Job:
Please repeat the lines from the start through the line containing "sidebar-item-visitor-detail[interactable]: 방문자상세분석 ▾", swapping "data-point" for "chart-marker" and leaving everything else unchanged.

Material for this task:

***

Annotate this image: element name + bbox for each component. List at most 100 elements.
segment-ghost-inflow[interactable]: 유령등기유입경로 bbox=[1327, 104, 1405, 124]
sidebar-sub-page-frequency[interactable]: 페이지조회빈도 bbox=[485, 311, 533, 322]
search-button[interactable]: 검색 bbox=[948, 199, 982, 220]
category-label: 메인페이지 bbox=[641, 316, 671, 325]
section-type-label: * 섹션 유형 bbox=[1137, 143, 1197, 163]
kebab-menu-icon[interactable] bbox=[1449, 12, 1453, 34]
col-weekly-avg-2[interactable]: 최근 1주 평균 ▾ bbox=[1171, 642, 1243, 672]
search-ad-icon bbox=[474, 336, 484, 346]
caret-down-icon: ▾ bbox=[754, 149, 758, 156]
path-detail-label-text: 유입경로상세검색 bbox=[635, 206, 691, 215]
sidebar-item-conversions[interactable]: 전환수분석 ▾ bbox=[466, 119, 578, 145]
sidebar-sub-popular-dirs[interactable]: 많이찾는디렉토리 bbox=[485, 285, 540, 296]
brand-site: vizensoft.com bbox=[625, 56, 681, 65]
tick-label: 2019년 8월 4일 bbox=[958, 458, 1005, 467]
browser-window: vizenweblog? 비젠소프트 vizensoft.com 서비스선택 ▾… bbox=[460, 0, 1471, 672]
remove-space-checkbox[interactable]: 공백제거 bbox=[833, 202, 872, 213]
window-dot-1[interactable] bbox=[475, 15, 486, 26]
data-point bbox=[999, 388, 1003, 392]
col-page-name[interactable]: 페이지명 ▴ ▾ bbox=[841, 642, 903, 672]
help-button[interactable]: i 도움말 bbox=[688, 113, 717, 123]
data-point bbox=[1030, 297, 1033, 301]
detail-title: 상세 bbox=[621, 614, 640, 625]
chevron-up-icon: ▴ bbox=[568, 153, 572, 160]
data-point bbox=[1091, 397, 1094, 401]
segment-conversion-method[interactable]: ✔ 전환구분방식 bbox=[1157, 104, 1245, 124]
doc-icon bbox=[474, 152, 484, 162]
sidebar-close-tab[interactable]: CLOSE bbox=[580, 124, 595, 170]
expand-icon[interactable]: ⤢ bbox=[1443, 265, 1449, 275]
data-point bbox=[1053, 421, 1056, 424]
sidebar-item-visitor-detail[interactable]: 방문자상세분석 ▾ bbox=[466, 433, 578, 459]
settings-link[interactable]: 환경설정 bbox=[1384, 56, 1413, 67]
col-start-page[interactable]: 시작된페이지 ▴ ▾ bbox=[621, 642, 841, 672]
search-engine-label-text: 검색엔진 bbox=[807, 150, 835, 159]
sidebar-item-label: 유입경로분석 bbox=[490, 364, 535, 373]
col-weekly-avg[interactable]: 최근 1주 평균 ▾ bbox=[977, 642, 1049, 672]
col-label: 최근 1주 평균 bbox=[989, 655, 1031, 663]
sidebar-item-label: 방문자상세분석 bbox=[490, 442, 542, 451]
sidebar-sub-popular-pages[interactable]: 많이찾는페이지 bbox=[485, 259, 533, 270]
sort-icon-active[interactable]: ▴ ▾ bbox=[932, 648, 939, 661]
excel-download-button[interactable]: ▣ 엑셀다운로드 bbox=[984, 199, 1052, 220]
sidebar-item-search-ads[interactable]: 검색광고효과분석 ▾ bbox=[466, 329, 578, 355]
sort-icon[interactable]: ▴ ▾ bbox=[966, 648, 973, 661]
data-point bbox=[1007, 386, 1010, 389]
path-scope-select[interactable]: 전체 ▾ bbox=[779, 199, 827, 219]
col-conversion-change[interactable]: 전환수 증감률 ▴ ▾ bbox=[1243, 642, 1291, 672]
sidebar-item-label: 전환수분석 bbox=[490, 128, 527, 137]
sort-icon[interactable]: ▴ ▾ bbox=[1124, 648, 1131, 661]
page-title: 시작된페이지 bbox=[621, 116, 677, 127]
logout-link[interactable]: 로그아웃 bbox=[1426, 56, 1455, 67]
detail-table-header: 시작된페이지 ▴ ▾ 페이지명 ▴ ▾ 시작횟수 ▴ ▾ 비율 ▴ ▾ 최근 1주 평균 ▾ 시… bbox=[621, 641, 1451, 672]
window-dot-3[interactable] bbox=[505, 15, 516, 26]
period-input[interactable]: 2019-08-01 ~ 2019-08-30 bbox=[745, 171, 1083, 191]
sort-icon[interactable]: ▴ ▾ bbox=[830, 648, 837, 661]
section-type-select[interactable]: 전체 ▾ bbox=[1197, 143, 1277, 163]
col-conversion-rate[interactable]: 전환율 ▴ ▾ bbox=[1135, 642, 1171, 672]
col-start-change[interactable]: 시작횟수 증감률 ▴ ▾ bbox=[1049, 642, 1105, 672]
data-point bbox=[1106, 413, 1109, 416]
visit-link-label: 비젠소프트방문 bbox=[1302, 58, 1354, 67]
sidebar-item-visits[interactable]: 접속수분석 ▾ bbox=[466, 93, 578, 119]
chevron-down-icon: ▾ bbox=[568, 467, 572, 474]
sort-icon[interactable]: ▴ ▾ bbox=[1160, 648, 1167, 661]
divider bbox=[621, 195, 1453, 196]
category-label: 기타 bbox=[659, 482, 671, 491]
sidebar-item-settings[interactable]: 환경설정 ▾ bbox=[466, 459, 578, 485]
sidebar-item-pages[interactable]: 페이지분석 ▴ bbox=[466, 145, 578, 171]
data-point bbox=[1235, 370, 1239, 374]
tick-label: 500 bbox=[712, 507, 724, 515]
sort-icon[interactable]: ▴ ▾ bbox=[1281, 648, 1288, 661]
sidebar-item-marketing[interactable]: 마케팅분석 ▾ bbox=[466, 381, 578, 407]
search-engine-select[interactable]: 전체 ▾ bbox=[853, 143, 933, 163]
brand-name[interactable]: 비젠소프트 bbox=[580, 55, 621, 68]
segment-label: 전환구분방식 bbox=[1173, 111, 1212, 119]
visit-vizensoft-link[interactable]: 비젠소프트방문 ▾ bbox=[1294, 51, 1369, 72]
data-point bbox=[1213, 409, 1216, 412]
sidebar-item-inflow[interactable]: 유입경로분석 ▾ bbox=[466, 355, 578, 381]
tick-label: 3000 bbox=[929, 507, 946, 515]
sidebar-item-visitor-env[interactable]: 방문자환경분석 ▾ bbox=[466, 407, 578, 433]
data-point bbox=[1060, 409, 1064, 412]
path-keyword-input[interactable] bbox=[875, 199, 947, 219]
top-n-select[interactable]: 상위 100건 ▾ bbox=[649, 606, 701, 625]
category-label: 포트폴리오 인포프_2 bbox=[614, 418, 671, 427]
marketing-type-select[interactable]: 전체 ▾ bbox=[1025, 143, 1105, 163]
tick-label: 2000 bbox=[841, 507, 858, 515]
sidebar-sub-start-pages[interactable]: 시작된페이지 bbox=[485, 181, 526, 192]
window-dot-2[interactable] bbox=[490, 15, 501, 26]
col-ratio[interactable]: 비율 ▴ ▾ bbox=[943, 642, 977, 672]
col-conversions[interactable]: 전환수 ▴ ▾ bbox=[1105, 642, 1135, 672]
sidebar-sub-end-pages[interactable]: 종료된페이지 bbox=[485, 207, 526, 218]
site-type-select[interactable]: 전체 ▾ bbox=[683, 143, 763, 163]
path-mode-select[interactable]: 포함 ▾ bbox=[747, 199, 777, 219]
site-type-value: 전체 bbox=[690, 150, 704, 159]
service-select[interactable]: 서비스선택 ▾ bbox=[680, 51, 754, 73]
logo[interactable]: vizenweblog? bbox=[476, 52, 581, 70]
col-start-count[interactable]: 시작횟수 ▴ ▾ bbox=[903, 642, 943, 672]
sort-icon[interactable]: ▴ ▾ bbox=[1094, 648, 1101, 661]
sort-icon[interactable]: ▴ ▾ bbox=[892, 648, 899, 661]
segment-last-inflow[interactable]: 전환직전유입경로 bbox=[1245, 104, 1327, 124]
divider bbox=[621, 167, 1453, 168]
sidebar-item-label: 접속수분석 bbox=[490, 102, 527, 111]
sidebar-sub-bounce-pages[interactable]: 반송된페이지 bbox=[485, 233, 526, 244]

***

Answer below:
Annotate this image: element name + bbox for each component. List at most 100 elements.
segment-ghost-inflow[interactable]: 유령등기유입경로 bbox=[1327, 104, 1405, 124]
sidebar-sub-page-frequency[interactable]: 페이지조회빈도 bbox=[485, 311, 533, 322]
search-button[interactable]: 검색 bbox=[948, 199, 982, 220]
category-label: 메인페이지 bbox=[641, 316, 671, 325]
section-type-label: * 섹션 유형 bbox=[1137, 143, 1197, 163]
kebab-menu-icon[interactable] bbox=[1449, 12, 1453, 34]
col-weekly-avg-2[interactable]: 최근 1주 평균 ▾ bbox=[1171, 642, 1243, 672]
search-ad-icon bbox=[474, 336, 484, 346]
caret-down-icon: ▾ bbox=[754, 149, 758, 156]
path-detail-label-text: 유입경로상세검색 bbox=[635, 206, 691, 215]
sidebar-item-conversions[interactable]: 전환수분석 ▾ bbox=[466, 119, 578, 145]
sidebar-sub-popular-dirs[interactable]: 많이찾는디렉토리 bbox=[485, 285, 540, 296]
brand-site: vizensoft.com bbox=[625, 56, 681, 65]
tick-label: 2019년 8월 4일 bbox=[958, 458, 1005, 467]
browser-window: vizenweblog? 비젠소프트 vizensoft.com 서비스선택 ▾… bbox=[460, 0, 1471, 672]
remove-space-checkbox[interactable]: 공백제거 bbox=[833, 202, 872, 213]
window-dot-1[interactable] bbox=[475, 15, 486, 26]
chart-marker bbox=[999, 388, 1003, 392]
col-page-name[interactable]: 페이지명 ▴ ▾ bbox=[841, 642, 903, 672]
help-button[interactable]: i 도움말 bbox=[688, 113, 717, 123]
chart-marker bbox=[1030, 297, 1033, 301]
detail-title: 상세 bbox=[621, 614, 640, 625]
chevron-up-icon: ▴ bbox=[568, 153, 572, 160]
chart-marker bbox=[1091, 397, 1094, 401]
segment-conversion-method[interactable]: ✔ 전환구분방식 bbox=[1157, 104, 1245, 124]
doc-icon bbox=[474, 152, 484, 162]
sidebar-close-tab[interactable]: CLOSE bbox=[580, 124, 595, 170]
expand-icon[interactable]: ⤢ bbox=[1443, 265, 1449, 275]
chart-marker bbox=[1053, 421, 1056, 424]
sidebar-item-visitor-detail[interactable]: 방문자상세분석 ▾ bbox=[466, 433, 578, 459]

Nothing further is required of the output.